## EXTRACTED MATERIAL
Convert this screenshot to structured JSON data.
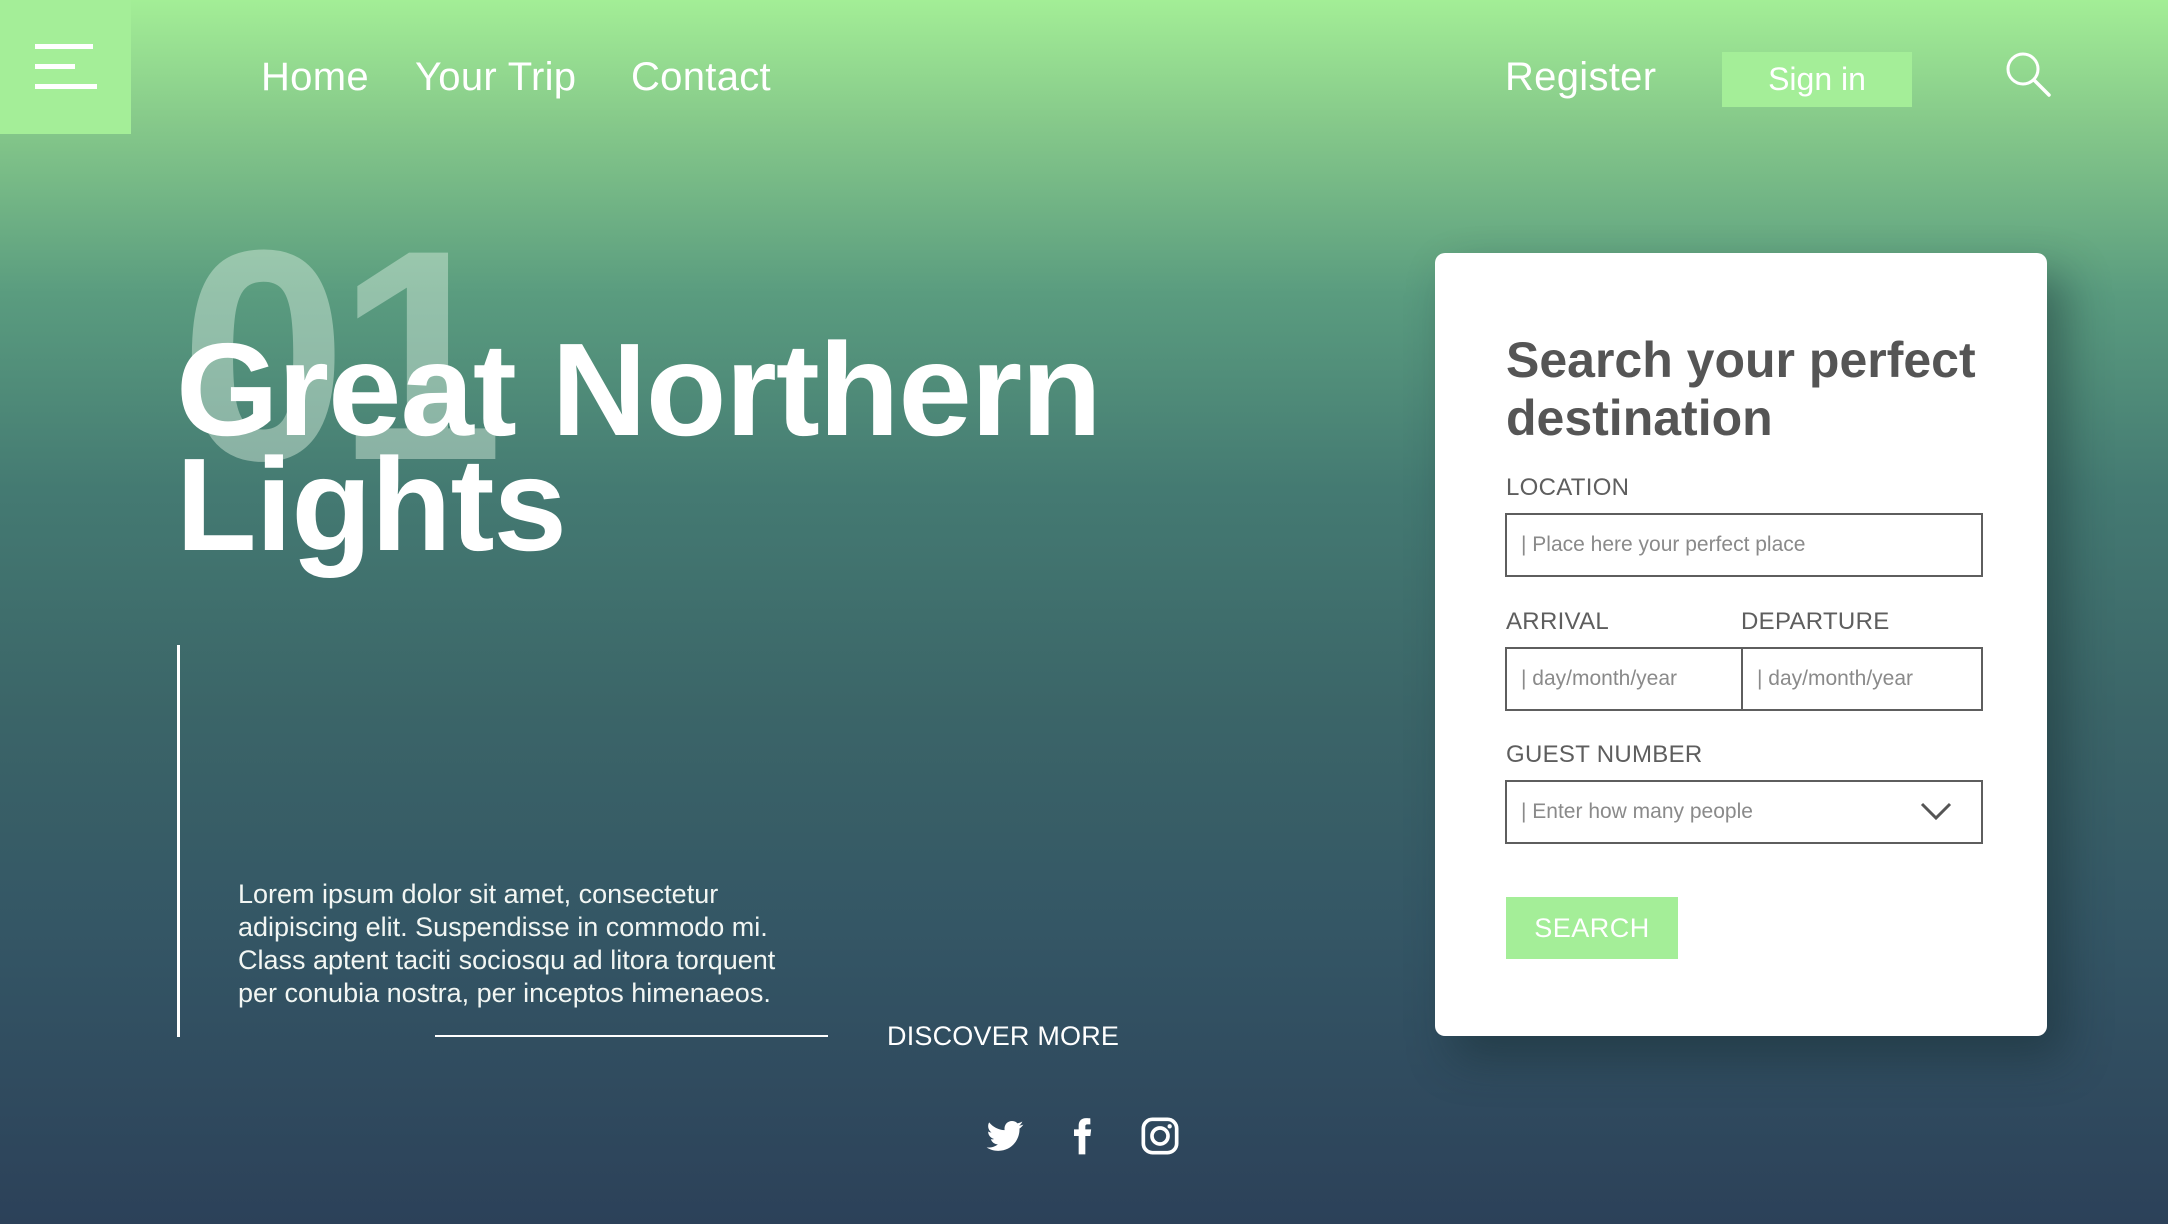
{
  "colors": {
    "accent": "#a4ee98",
    "card_text": "#555555",
    "background_top": "#a3ee96",
    "background_bottom": "#2c4159"
  },
  "header": {
    "menu_icon": "hamburger-icon",
    "nav": [
      "Home",
      "Your Trip",
      "Contact"
    ],
    "register_label": "Register",
    "signin_label": "Sign in",
    "search_icon": "search-icon"
  },
  "hero": {
    "number": "01",
    "title_line1": "Great Northern",
    "title_line2": "Lights",
    "description": "Lorem ipsum dolor sit amet, consectetur adipiscing elit. Suspendisse in commodo mi. Class aptent taciti sociosqu ad litora torquent per conubia nostra, per inceptos himenaeos.",
    "discover_label": "DISCOVER MORE"
  },
  "social": {
    "icons": [
      "twitter-icon",
      "facebook-icon",
      "instagram-icon"
    ]
  },
  "search_card": {
    "title": "Search your perfect destination",
    "location_label": "LOCATION",
    "location_placeholder": "| Place here your perfect place",
    "arrival_label": "ARRIVAL",
    "arrival_placeholder": "| day/month/year",
    "departure_label": "DEPARTURE",
    "departure_placeholder": "| day/month/year",
    "guest_label": "GUEST NUMBER",
    "guest_value": "| Enter how many people",
    "search_label": "SEARCH"
  }
}
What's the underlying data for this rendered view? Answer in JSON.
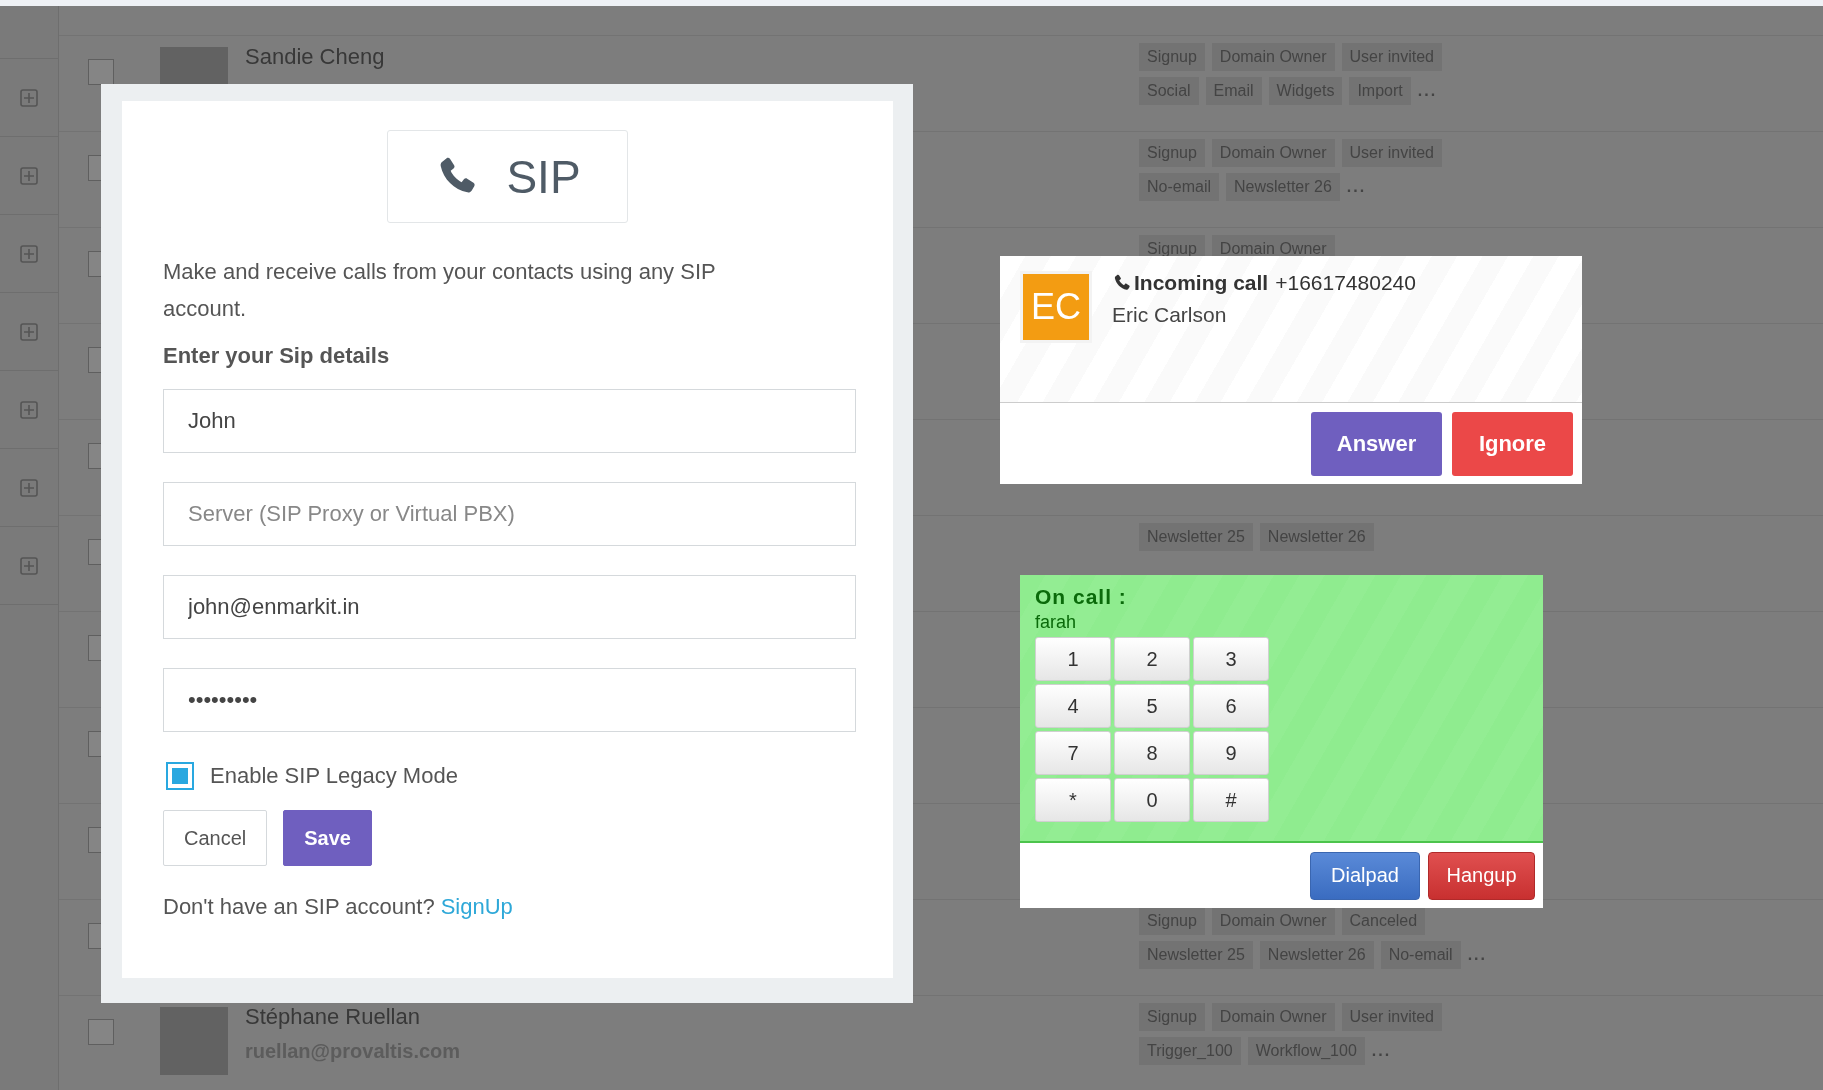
{
  "contacts": {
    "rows": [
      {
        "checked": false,
        "name": "Sandie Cheng",
        "tag_lines": [
          [
            "Signup",
            "Domain Owner",
            "User invited"
          ],
          [
            "Social",
            "Email",
            "Widgets",
            "Import"
          ]
        ],
        "more": "..."
      },
      {
        "checked": false,
        "tag_lines": [
          [
            "Signup",
            "Domain Owner",
            "User invited"
          ],
          [
            "No-email",
            "Newsletter 26"
          ]
        ],
        "more": "..."
      },
      {
        "checked": false,
        "tag_lines": [
          [
            "Signup",
            "Domain Owner"
          ]
        ]
      },
      {
        "checked": false
      },
      {
        "checked": false
      },
      {
        "checked": false,
        "tag_lines": [
          [
            "Newsletter 25",
            "Newsletter 26"
          ]
        ]
      },
      {
        "checked": false
      },
      {
        "checked": false
      },
      {
        "checked": false
      },
      {
        "checked": false,
        "tag_lines": [
          [
            "Signup",
            "Domain Owner",
            "Canceled"
          ],
          [
            "Newsletter 25",
            "Newsletter 26",
            "No-email"
          ]
        ],
        "more": "..."
      },
      {
        "checked": false,
        "name": "Stéphane Ruellan",
        "email": "ruellan@provaltis.com",
        "tag_lines": [
          [
            "Signup",
            "Domain Owner",
            "User invited"
          ],
          [
            "Trigger_100",
            "Workflow_100"
          ]
        ],
        "more": "..."
      }
    ]
  },
  "sip_dialog": {
    "title": "SIP",
    "description": "Make and receive calls from your contacts using any SIP account.",
    "heading": "Enter your Sip details",
    "fields": [
      {
        "value": "John"
      },
      {
        "placeholder": "Server (SIP Proxy or Virtual PBX)"
      },
      {
        "value": "john@enmarkit.in"
      },
      {
        "value": "•••••••••"
      }
    ],
    "legacy_mode": {
      "label": "Enable SIP Legacy Mode",
      "checked": true
    },
    "buttons": [
      {
        "label": "Cancel",
        "kind": "default"
      },
      {
        "label": "Save",
        "kind": "primary"
      }
    ],
    "footer": {
      "text": "Don't have an SIP account?",
      "link": "SignUp"
    }
  },
  "incoming_call": {
    "initials": "EC",
    "title": "Incoming call",
    "number": "+16617480240",
    "caller": "Eric Carlson",
    "buttons": [
      {
        "label": "Answer",
        "kind": "answer"
      },
      {
        "label": "Ignore",
        "kind": "ignore"
      }
    ]
  },
  "on_call": {
    "title": "On call :",
    "contact": "farah",
    "keys": [
      "1",
      "2",
      "3",
      "4",
      "5",
      "6",
      "7",
      "8",
      "9",
      "*",
      "0",
      "#"
    ],
    "buttons": [
      {
        "label": "Dialpad",
        "kind": "dialpad"
      },
      {
        "label": "Hangup",
        "kind": "hangup"
      }
    ]
  }
}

## PROBLEM
Extract the entries in full, exactly as they are, minus the pictures.

## COMPLETED TASK
Convert this screenshot to structured JSON data.
{
  "colors": {
    "accent": "#a4ee98",
    "card_text": "#555555",
    "background_top": "#a3ee96",
    "background_bottom": "#2c4159"
  },
  "header": {
    "menu_icon": "hamburger-icon",
    "nav": [
      "Home",
      "Your Trip",
      "Contact"
    ],
    "register_label": "Register",
    "signin_label": "Sign in",
    "search_icon": "search-icon"
  },
  "hero": {
    "number": "01",
    "title_line1": "Great Northern",
    "title_line2": "Lights",
    "description": "Lorem ipsum dolor sit amet, consectetur adipiscing elit. Suspendisse in commodo mi. Class aptent taciti sociosqu ad litora torquent per conubia nostra, per inceptos himenaeos.",
    "discover_label": "DISCOVER MORE"
  },
  "social": {
    "icons": [
      "twitter-icon",
      "facebook-icon",
      "instagram-icon"
    ]
  },
  "search_card": {
    "title": "Search your perfect destination",
    "location_label": "LOCATION",
    "location_placeholder": "| Place here your perfect place",
    "arrival_label": "ARRIVAL",
    "arrival_placeholder": "| day/month/year",
    "departure_label": "DEPARTURE",
    "departure_placeholder": "| day/month/year",
    "guest_label": "GUEST NUMBER",
    "guest_value": "| Enter how many people",
    "search_label": "SEARCH"
  }
}
What's the underlying data for this rendered view? Answer in JSON.
{
  "contacts": {
    "rows": [
      {
        "checked": false,
        "name": "Sandie Cheng",
        "tag_lines": [
          [
            "Signup",
            "Domain Owner",
            "User invited"
          ],
          [
            "Social",
            "Email",
            "Widgets",
            "Import"
          ]
        ],
        "more": "..."
      },
      {
        "checked": false,
        "tag_lines": [
          [
            "Signup",
            "Domain Owner",
            "User invited"
          ],
          [
            "No-email",
            "Newsletter 26"
          ]
        ],
        "more": "..."
      },
      {
        "checked": false,
        "tag_lines": [
          [
            "Signup",
            "Domain Owner"
          ]
        ]
      },
      {
        "checked": false
      },
      {
        "checked": false
      },
      {
        "checked": false,
        "tag_lines": [
          [
            "Newsletter 25",
            "Newsletter 26"
          ]
        ]
      },
      {
        "checked": false
      },
      {
        "checked": false
      },
      {
        "checked": false
      },
      {
        "checked": false,
        "tag_lines": [
          [
            "Signup",
            "Domain Owner",
            "Canceled"
          ],
          [
            "Newsletter 25",
            "Newsletter 26",
            "No-email"
          ]
        ],
        "more": "..."
      },
      {
        "checked": false,
        "name": "Stéphane Ruellan",
        "email": "ruellan@provaltis.com",
        "tag_lines": [
          [
            "Signup",
            "Domain Owner",
            "User invited"
          ],
          [
            "Trigger_100",
            "Workflow_100"
          ]
        ],
        "more": "..."
      }
    ]
  },
  "sip_dialog": {
    "title": "SIP",
    "description": "Make and receive calls from your contacts using any SIP account.",
    "heading": "Enter your Sip details",
    "fields": [
      {
        "value": "John"
      },
      {
        "placeholder": "Server (SIP Proxy or Virtual PBX)"
      },
      {
        "value": "john@enmarkit.in"
      },
      {
        "value": "•••••••••"
      }
    ],
    "legacy_mode": {
      "label": "Enable SIP Legacy Mode",
      "checked": true
    },
    "buttons": [
      {
        "label": "Cancel",
        "kind": "default"
      },
      {
        "label": "Save",
        "kind": "primary"
      }
    ],
    "footer": {
      "text": "Don't have an SIP account?",
      "link": "SignUp"
    }
  },
  "incoming_call": {
    "initials": "EC",
    "title": "Incoming call",
    "number": "+16617480240",
    "caller": "Eric Carlson",
    "buttons": [
      {
        "label": "Answer",
        "kind": "answer"
      },
      {
        "label": "Ignore",
        "kind": "ignore"
      }
    ]
  },
  "on_call": {
    "title": "On call :",
    "contact": "farah",
    "keys": [
      "1",
      "2",
      "3",
      "4",
      "5",
      "6",
      "7",
      "8",
      "9",
      "*",
      "0",
      "#"
    ],
    "buttons": [
      {
        "label": "Dialpad",
        "kind": "dialpad"
      },
      {
        "label": "Hangup",
        "kind": "hangup"
      }
    ]
  }
}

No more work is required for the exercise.